■ Task statement
Your task is to repeat all of the material exactly.

[Saved data entries]
* BEGIN *

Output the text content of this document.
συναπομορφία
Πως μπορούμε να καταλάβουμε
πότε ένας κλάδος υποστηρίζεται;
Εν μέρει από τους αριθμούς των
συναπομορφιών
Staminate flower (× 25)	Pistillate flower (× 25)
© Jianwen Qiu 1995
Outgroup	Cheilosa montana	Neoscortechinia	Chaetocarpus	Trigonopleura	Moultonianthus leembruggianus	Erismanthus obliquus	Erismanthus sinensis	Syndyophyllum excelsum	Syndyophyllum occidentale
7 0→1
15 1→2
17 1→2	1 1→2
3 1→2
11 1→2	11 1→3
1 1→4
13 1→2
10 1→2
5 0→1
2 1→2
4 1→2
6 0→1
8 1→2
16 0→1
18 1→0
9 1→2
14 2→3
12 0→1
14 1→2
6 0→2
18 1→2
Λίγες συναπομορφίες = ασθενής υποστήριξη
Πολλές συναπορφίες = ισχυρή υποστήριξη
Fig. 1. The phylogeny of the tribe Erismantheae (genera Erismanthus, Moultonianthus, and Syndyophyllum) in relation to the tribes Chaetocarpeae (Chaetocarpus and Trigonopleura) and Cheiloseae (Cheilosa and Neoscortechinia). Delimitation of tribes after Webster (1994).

* END *

■ Solution for this task
Output the text content of this document.
συναπομορφία
Πως μπορούμε να καταλάβουμε
πότε ένας κλάδος υποστηρίζεται;
Εν μέρει από τους αριθμούς των
συναπομορφιών
Staminate flower (× 25)	Pistillate flower (× 25)
© Jianwen Qiu 1995
Outgroup	Cheilosa montana	Neoscortechinia	Chaetocarpus	Trigonopleura	Moultonianthus leembruggianus	Erismanthus obliquus	Erismanthus sinensis	Syndyophyllum excelsum	Syndyophyllum occidentale
7 0→1
15 1→2
17 1→2	1 1→2
3 1→2
11 1→2	11 1→3
1 1→4
13 1→2
10 1→2
5 0→1
2 1→2
4 1→2
6 0→1
8 1→2
16 0→1
18 1→0
9 1→2
14 2→3
12 0→1
14 1→2
6 0→2
18 1→2
Λίγες συναπομορφίες = ασθενής υποστήριξη
Πολλές συναπορφίες = ισχυρή υποστήριξη
Fig. 1. The phylogeny of the tribe Erismantheae (genera Erismanthus, Moultonianthus, and Syndyophyllum) in relation to the tribes Chaetocarpeae (Chaetocarpus and Trigonopleura) and Cheiloseae (Cheilosa and Neoscortechinia). Delimitation of tribes after Webster (1994).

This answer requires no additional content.